*TASK PROMPT:* Leave out the pictures; transcribe all else exactly.

* BEGIN *

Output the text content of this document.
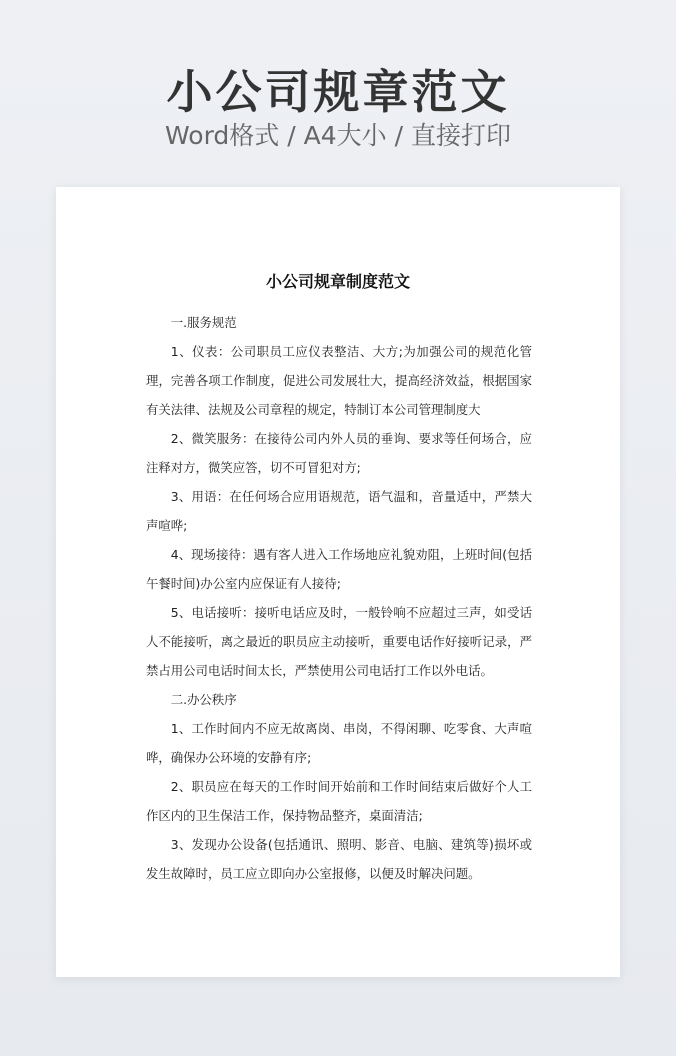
小公司规章范文
Word格式 / A4大小 / 直接打印
小公司规章制度范文

一.服务规范

1、仪表：公司职员工应仪表整洁、大方;为加强公司的规范化管理，完善各项工作制度，促进公司发展壮大，提高经济效益，根据国家有关法律、法规及公司章程的规定，特制订本公司管理制度大

2、微笑服务：在接待公司内外人员的垂询、要求等任何场合，应注释对方，微笑应答，切不可冒犯对方;

3、用语：在任何场合应用语规范，语气温和，音量适中，严禁大声喧哗;

4、现场接待：遇有客人进入工作场地应礼貌劝阻，上班时间(包括午餐时间)办公室内应保证有人接待;

5、电话接听：接听电话应及时，一般铃响不应超过三声，如受话人不能接听，离之最近的职员应主动接听，重要电话作好接听记录，严禁占用公司电话时间太长，严禁使用公司电话打工作以外电话。

二.办公秩序

1、工作时间内不应无故离岗、串岗，不得闲聊、吃零食、大声喧哗，确保办公环境的安静有序;

2、职员应在每天的工作时间开始前和工作时间结束后做好个人工作区内的卫生保洁工作，保持物品整齐，桌面清洁;

3、发现办公设备(包括通讯、照明、影音、电脑、建筑等)损坏或发生故障时，员工应立即向办公室报修，以便及时解决问题。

* END *

*FINAL ANSWER:*
Output the text content of this document.
小公司规章范文
Word格式 / A4大小 / 直接打印
小公司规章制度范文

一.服务规范

1、仪表：公司职员工应仪表整洁、大方;为加强公司的规范化管理，完善各项工作制度，促进公司发展壮大，提高经济效益，根据国家有关法律、法规及公司章程的规定，特制订本公司管理制度大

2、微笑服务：在接待公司内外人员的垂询、要求等任何场合，应注释对方，微笑应答，切不可冒犯对方;

3、用语：在任何场合应用语规范，语气温和，音量适中，严禁大声喧哗;

4、现场接待：遇有客人进入工作场地应礼貌劝阻，上班时间(包括午餐时间)办公室内应保证有人接待;

5、电话接听：接听电话应及时，一般铃响不应超过三声，如受话人不能接听，离之最近的职员应主动接听，重要电话作好接听记录，严禁占用公司电话时间太长，严禁使用公司电话打工作以外电话。

二.办公秩序

1、工作时间内不应无故离岗、串岗，不得闲聊、吃零食、大声喧哗，确保办公环境的安静有序;

2、职员应在每天的工作时间开始前和工作时间结束后做好个人工作区内的卫生保洁工作，保持物品整齐，桌面清洁;

3、发现办公设备(包括通讯、照明、影音、电脑、建筑等)损坏或发生故障时，员工应立即向办公室报修，以便及时解决问题。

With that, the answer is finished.